▶ _WORK TO DO_: Exclude the pictures, then copy all remaining records exactly.

▶ _PROVIDED RECORDS_:
◇ ◇ ◇ ◇ ◇
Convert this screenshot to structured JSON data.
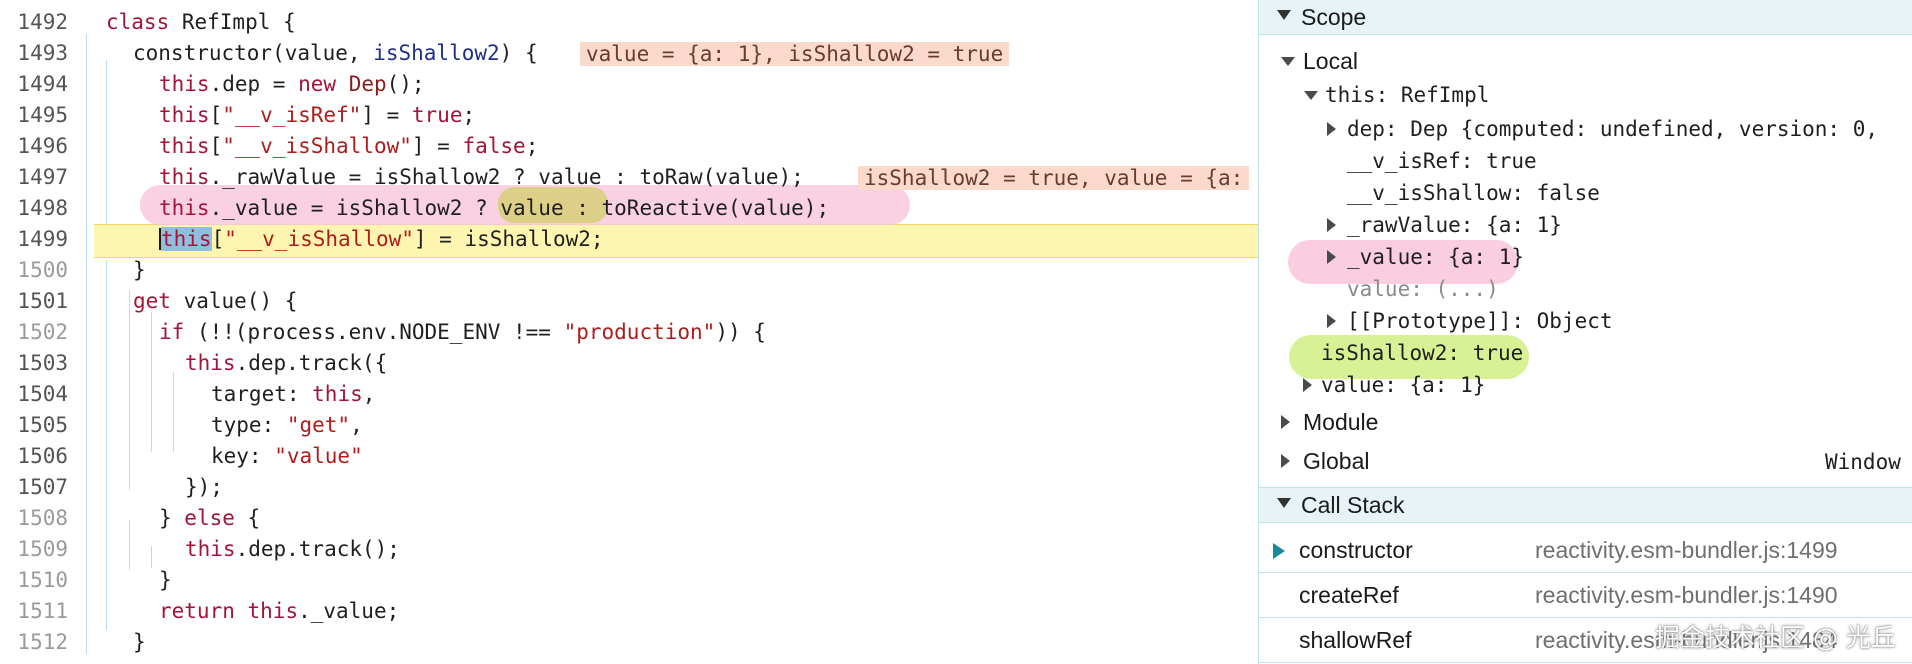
{
  "editor": {
    "inline_values": {
      "constructor": "value = {a: 1}, isShallow2 = true",
      "rawValue": "isShallow2 = true, value = {a:"
    },
    "lines": [
      {
        "num": "1492",
        "code": "class RefImpl {"
      },
      {
        "num": "1493",
        "code": "constructor(value, isShallow2) {"
      },
      {
        "num": "1494",
        "code": "this.dep = new Dep();"
      },
      {
        "num": "1495",
        "code": "this[\"__v_isRef\"] = true;"
      },
      {
        "num": "1496",
        "code": "this[\"__v_isShallow\"] = false;"
      },
      {
        "num": "1497",
        "code": "this._rawValue = isShallow2 ? value : toRaw(value);"
      },
      {
        "num": "1498",
        "code": "this._value = isShallow2 ? value : toReactive(value);"
      },
      {
        "num": "1499",
        "code": "this[\"__v_isShallow\"] = isShallow2;"
      },
      {
        "num": "1500",
        "code": "}"
      },
      {
        "num": "1501",
        "code": "get value() {"
      },
      {
        "num": "1502",
        "code": "if (!!(process.env.NODE_ENV !== \"production\")) {"
      },
      {
        "num": "1503",
        "code": "this.dep.track({"
      },
      {
        "num": "1504",
        "code": "target: this,"
      },
      {
        "num": "1505",
        "code": "type: \"get\","
      },
      {
        "num": "1506",
        "code": "key: \"value\""
      },
      {
        "num": "1507",
        "code": "});"
      },
      {
        "num": "1508",
        "code": "} else {"
      },
      {
        "num": "1509",
        "code": "this.dep.track();"
      },
      {
        "num": "1510",
        "code": "}"
      },
      {
        "num": "1511",
        "code": "return this._value;"
      },
      {
        "num": "1512",
        "code": "}"
      }
    ]
  },
  "scope": {
    "title": "Scope",
    "local_label": "Local",
    "this_label": "this: RefImpl",
    "dep_line": "dep: Dep {computed: undefined, version: 0,",
    "isRef_line": "__v_isRef: true",
    "isShallow_line": "__v_isShallow: false",
    "rawValue_line": "_rawValue: {a: 1}",
    "value_priv_line": "_value: {a: 1}",
    "value_getter_line": "value: (...)",
    "prototype_line": "[[Prototype]]: Object",
    "isShallow2_line": "isShallow2: true",
    "value_arg_line": "value: {a: 1}",
    "module_label": "Module",
    "global_label": "Global",
    "global_value": "Window"
  },
  "call_stack": {
    "title": "Call Stack",
    "frames": [
      {
        "fn": "constructor",
        "loc": "reactivity.esm-bundler.js:1499"
      },
      {
        "fn": "createRef",
        "loc": "reactivity.esm-bundler.js:1490"
      },
      {
        "fn": "shallowRef",
        "loc": "reactivity.esm-bundler.js:1484"
      }
    ]
  },
  "watermark": "掘金技术社区 @ 光丘",
  "colors": {
    "paused_line": "#fdf5b0",
    "inline_value_bg": "#fbd9cd",
    "highlight_pink": "#f9c8de",
    "highlight_green": "#d4ef8a",
    "highlight_olive": "#d4cf6a",
    "panel_header_bg": "#e7f3f7"
  }
}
◇ ◇ ◇ ◇ ◇
▶ _ANSWER TO THIS TASK_:
Convert this screenshot to structured JSON data.
{
  "editor": {
    "inline_values": {
      "constructor": "value = {a: 1}, isShallow2 = true",
      "rawValue": "isShallow2 = true, value = {a:"
    },
    "lines": [
      {
        "num": "1492",
        "code": "class RefImpl {"
      },
      {
        "num": "1493",
        "code": "constructor(value, isShallow2) {"
      },
      {
        "num": "1494",
        "code": "this.dep = new Dep();"
      },
      {
        "num": "1495",
        "code": "this[\"__v_isRef\"] = true;"
      },
      {
        "num": "1496",
        "code": "this[\"__v_isShallow\"] = false;"
      },
      {
        "num": "1497",
        "code": "this._rawValue = isShallow2 ? value : toRaw(value);"
      },
      {
        "num": "1498",
        "code": "this._value = isShallow2 ? value : toReactive(value);"
      },
      {
        "num": "1499",
        "code": "this[\"__v_isShallow\"] = isShallow2;"
      },
      {
        "num": "1500",
        "code": "}"
      },
      {
        "num": "1501",
        "code": "get value() {"
      },
      {
        "num": "1502",
        "code": "if (!!(process.env.NODE_ENV !== \"production\")) {"
      },
      {
        "num": "1503",
        "code": "this.dep.track({"
      },
      {
        "num": "1504",
        "code": "target: this,"
      },
      {
        "num": "1505",
        "code": "type: \"get\","
      },
      {
        "num": "1506",
        "code": "key: \"value\""
      },
      {
        "num": "1507",
        "code": "});"
      },
      {
        "num": "1508",
        "code": "} else {"
      },
      {
        "num": "1509",
        "code": "this.dep.track();"
      },
      {
        "num": "1510",
        "code": "}"
      },
      {
        "num": "1511",
        "code": "return this._value;"
      },
      {
        "num": "1512",
        "code": "}"
      }
    ]
  },
  "scope": {
    "title": "Scope",
    "local_label": "Local",
    "this_label": "this: RefImpl",
    "dep_line": "dep: Dep {computed: undefined, version: 0,",
    "isRef_line": "__v_isRef: true",
    "isShallow_line": "__v_isShallow: false",
    "rawValue_line": "_rawValue: {a: 1}",
    "value_priv_line": "_value: {a: 1}",
    "value_getter_line": "value: (...)",
    "prototype_line": "[[Prototype]]: Object",
    "isShallow2_line": "isShallow2: true",
    "value_arg_line": "value: {a: 1}",
    "module_label": "Module",
    "global_label": "Global",
    "global_value": "Window"
  },
  "call_stack": {
    "title": "Call Stack",
    "frames": [
      {
        "fn": "constructor",
        "loc": "reactivity.esm-bundler.js:1499"
      },
      {
        "fn": "createRef",
        "loc": "reactivity.esm-bundler.js:1490"
      },
      {
        "fn": "shallowRef",
        "loc": "reactivity.esm-bundler.js:1484"
      }
    ]
  },
  "watermark": "掘金技术社区 @ 光丘",
  "colors": {
    "paused_line": "#fdf5b0",
    "inline_value_bg": "#fbd9cd",
    "highlight_pink": "#f9c8de",
    "highlight_green": "#d4ef8a",
    "highlight_olive": "#d4cf6a",
    "panel_header_bg": "#e7f3f7"
  }
}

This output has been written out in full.